[Records for this task start]

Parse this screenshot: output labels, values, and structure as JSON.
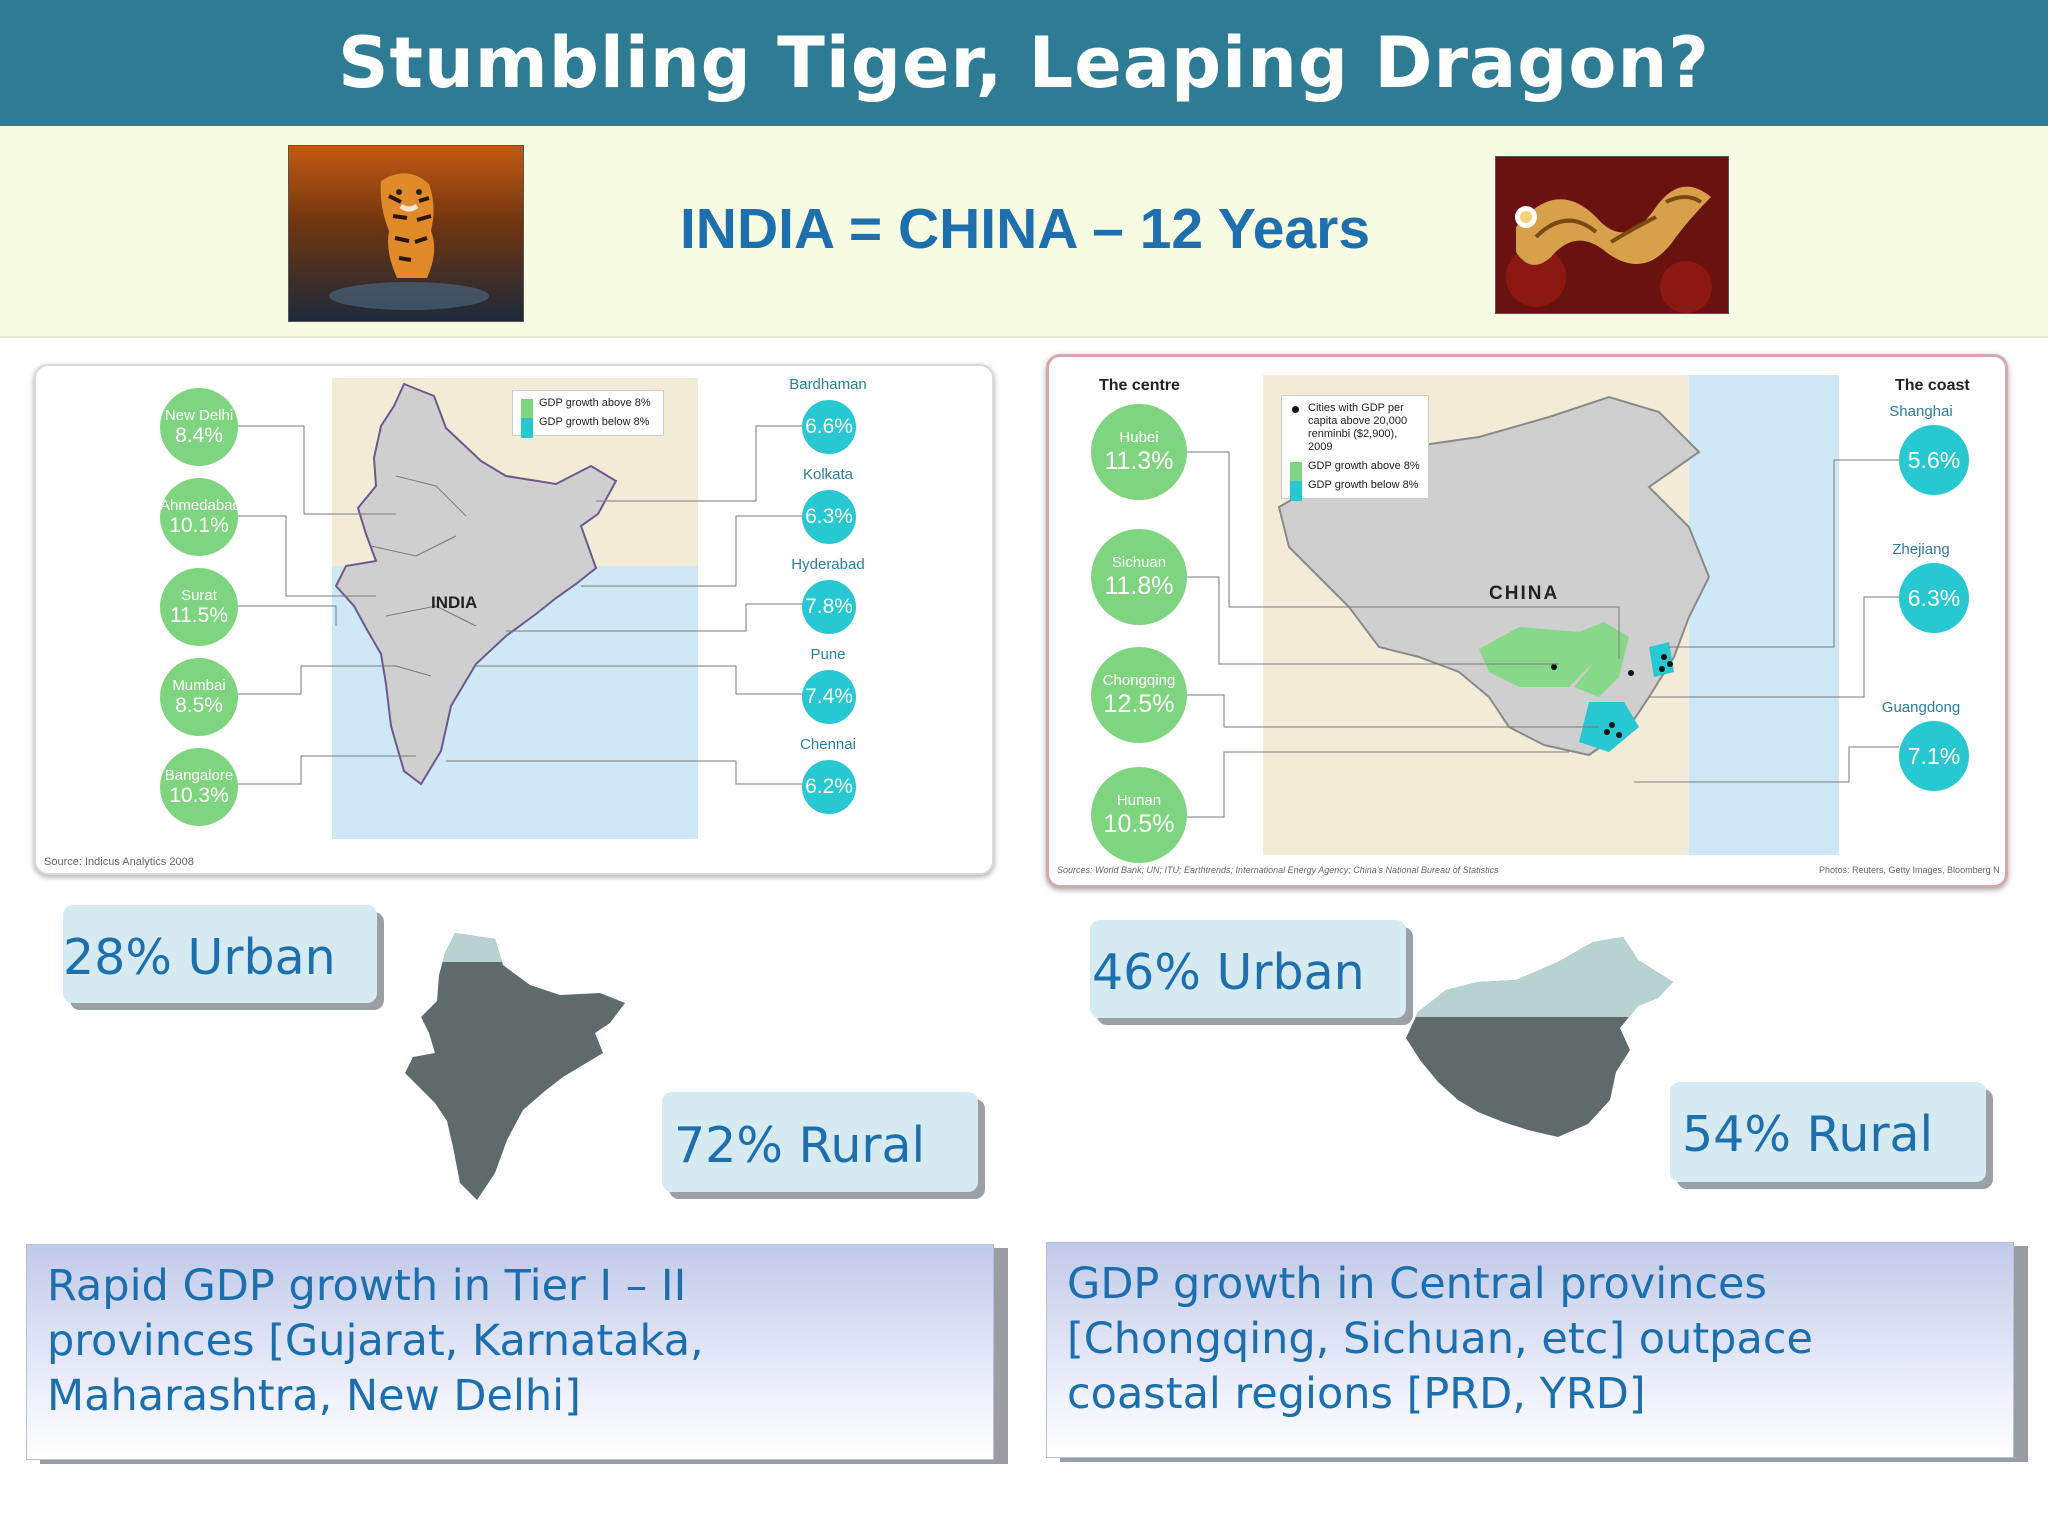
{
  "header": {
    "title": "Stumbling Tiger, Leaping Dragon?"
  },
  "band": {
    "tagline": "INDIA = CHINA – 12 Years"
  },
  "india_map": {
    "map_label": "INDIA",
    "legend": {
      "above": "GDP growth above 8%",
      "below": "GDP growth below 8%"
    },
    "left_cities": [
      {
        "name": "New Delhi",
        "value": "8.4%"
      },
      {
        "name": "Ahmedabad",
        "value": "10.1%"
      },
      {
        "name": "Surat",
        "value": "11.5%"
      },
      {
        "name": "Mumbai",
        "value": "8.5%"
      },
      {
        "name": "Bangalore",
        "value": "10.3%"
      }
    ],
    "right_cities": [
      {
        "name": "Bardhaman",
        "value": "6.6%"
      },
      {
        "name": "Kolkata",
        "value": "6.3%"
      },
      {
        "name": "Hyderabad",
        "value": "7.8%"
      },
      {
        "name": "Pune",
        "value": "7.4%"
      },
      {
        "name": "Chennai",
        "value": "6.2%"
      }
    ],
    "source": "Source: Indicus Analytics 2008"
  },
  "china_map": {
    "map_label": "CHINA",
    "centre_heading": "The centre",
    "coast_heading": "The coast",
    "legend": {
      "cities": "Cities with GDP per capita above 20,000 renminbi ($2,900), 2009",
      "above": "GDP growth above 8%",
      "below": "GDP growth below 8%"
    },
    "centre": [
      {
        "name": "Hubei",
        "value": "11.3%"
      },
      {
        "name": "Sichuan",
        "value": "11.8%"
      },
      {
        "name": "Chongqing",
        "value": "12.5%"
      },
      {
        "name": "Hunan",
        "value": "10.5%"
      }
    ],
    "coast": [
      {
        "name": "Shanghai",
        "value": "5.6%"
      },
      {
        "name": "Zhejiang",
        "value": "6.3%"
      },
      {
        "name": "Guangdong",
        "value": "7.1%"
      }
    ],
    "source": "Sources: World Bank; UN; ITU; Earthtrends; International Energy Agency; China's National Bureau of Statistics",
    "photos": "Photos: Reuters, Getty Images, Bloomberg N"
  },
  "india_stats": {
    "urban": "28% Urban",
    "rural": "72% Rural",
    "urban_fraction": 0.28
  },
  "china_stats": {
    "urban": "46% Urban",
    "rural": "54% Rural",
    "urban_fraction": 0.46
  },
  "india_summary": [
    "Rapid GDP growth in Tier I – II",
    "provinces [Gujarat, Karnataka,",
    "Maharashtra, New Delhi]"
  ],
  "china_summary": [
    "GDP growth in Central provinces",
    "[Chongqing, Sichuan, etc] outpace",
    "coastal regions [PRD, YRD]"
  ],
  "colors": {
    "header": "#2e7c93",
    "band": "#f7fbe2",
    "text_blue": "#1e6fae",
    "green": "#7fd57f",
    "cyan": "#27c8d1"
  }
}
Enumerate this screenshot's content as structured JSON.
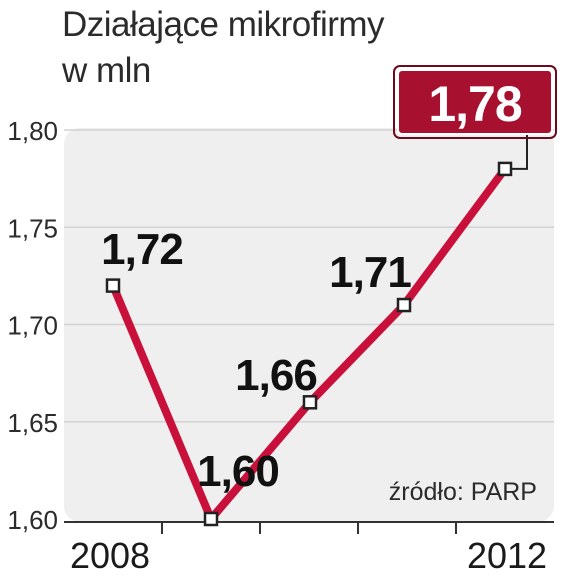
{
  "title_line1": "Działające mikrofirmy",
  "title_line2": "w mln",
  "source": "źródło: PARP",
  "colors": {
    "line": "#c8103a",
    "highlight_box": "#a8102f",
    "plot_bg": "#efefef",
    "grid": "#d2d2d2"
  },
  "chart_data": {
    "type": "line",
    "title": "Działające mikrofirmy",
    "subtitle": "w mln",
    "ylim": [
      1.6,
      1.8
    ],
    "y_ticks": [
      "1,60",
      "1,65",
      "1,70",
      "1,75",
      "1,80"
    ],
    "x_tick_labels": [
      "2008",
      "2012"
    ],
    "x": [
      2008,
      2009,
      2010,
      2011,
      2012
    ],
    "values": [
      1.72,
      1.6,
      1.66,
      1.71,
      1.78
    ],
    "labels": [
      "1,72",
      "1,60",
      "1,66",
      "1,71",
      "1,78"
    ],
    "highlighted_index": 4,
    "grid": true
  }
}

[Records for this task end]

Every record above should be written out again without change, except that the pictures are left out.

**The reply:**
Parse this screenshot: output labels, values, and structure as JSON.
{
  "header": {
    "title": "Stumbling Tiger, Leaping Dragon?"
  },
  "band": {
    "tagline": "INDIA = CHINA – 12 Years"
  },
  "india_map": {
    "map_label": "INDIA",
    "legend": {
      "above": "GDP growth above 8%",
      "below": "GDP growth below 8%"
    },
    "left_cities": [
      {
        "name": "New Delhi",
        "value": "8.4%"
      },
      {
        "name": "Ahmedabad",
        "value": "10.1%"
      },
      {
        "name": "Surat",
        "value": "11.5%"
      },
      {
        "name": "Mumbai",
        "value": "8.5%"
      },
      {
        "name": "Bangalore",
        "value": "10.3%"
      }
    ],
    "right_cities": [
      {
        "name": "Bardhaman",
        "value": "6.6%"
      },
      {
        "name": "Kolkata",
        "value": "6.3%"
      },
      {
        "name": "Hyderabad",
        "value": "7.8%"
      },
      {
        "name": "Pune",
        "value": "7.4%"
      },
      {
        "name": "Chennai",
        "value": "6.2%"
      }
    ],
    "source": "Source: Indicus Analytics 2008"
  },
  "china_map": {
    "map_label": "CHINA",
    "centre_heading": "The centre",
    "coast_heading": "The coast",
    "legend": {
      "cities": "Cities with GDP per capita above 20,000 renminbi ($2,900), 2009",
      "above": "GDP growth above 8%",
      "below": "GDP growth below 8%"
    },
    "centre": [
      {
        "name": "Hubei",
        "value": "11.3%"
      },
      {
        "name": "Sichuan",
        "value": "11.8%"
      },
      {
        "name": "Chongqing",
        "value": "12.5%"
      },
      {
        "name": "Hunan",
        "value": "10.5%"
      }
    ],
    "coast": [
      {
        "name": "Shanghai",
        "value": "5.6%"
      },
      {
        "name": "Zhejiang",
        "value": "6.3%"
      },
      {
        "name": "Guangdong",
        "value": "7.1%"
      }
    ],
    "source": "Sources: World Bank; UN; ITU; Earthtrends; International Energy Agency; China's National Bureau of Statistics",
    "photos": "Photos: Reuters, Getty Images, Bloomberg N"
  },
  "india_stats": {
    "urban": "28% Urban",
    "rural": "72% Rural",
    "urban_fraction": 0.28
  },
  "china_stats": {
    "urban": "46% Urban",
    "rural": "54% Rural",
    "urban_fraction": 0.46
  },
  "india_summary": [
    "Rapid GDP growth in Tier I – II",
    "provinces [Gujarat, Karnataka,",
    "Maharashtra, New Delhi]"
  ],
  "china_summary": [
    "GDP growth in Central provinces",
    "[Chongqing, Sichuan, etc] outpace",
    "coastal regions [PRD, YRD]"
  ],
  "colors": {
    "header": "#2e7c93",
    "band": "#f7fbe2",
    "text_blue": "#1e6fae",
    "green": "#7fd57f",
    "cyan": "#27c8d1"
  }
}
Enumerate this screenshot's content as structured JSON.
{
  "title_line1": "Działające mikrofirmy",
  "title_line2": "w mln",
  "source": "źródło: PARP",
  "colors": {
    "line": "#c8103a",
    "highlight_box": "#a8102f",
    "plot_bg": "#efefef",
    "grid": "#d2d2d2"
  },
  "chart_data": {
    "type": "line",
    "title": "Działające mikrofirmy",
    "subtitle": "w mln",
    "ylim": [
      1.6,
      1.8
    ],
    "y_ticks": [
      "1,60",
      "1,65",
      "1,70",
      "1,75",
      "1,80"
    ],
    "x_tick_labels": [
      "2008",
      "2012"
    ],
    "x": [
      2008,
      2009,
      2010,
      2011,
      2012
    ],
    "values": [
      1.72,
      1.6,
      1.66,
      1.71,
      1.78
    ],
    "labels": [
      "1,72",
      "1,60",
      "1,66",
      "1,71",
      "1,78"
    ],
    "highlighted_index": 4,
    "grid": true
  }
}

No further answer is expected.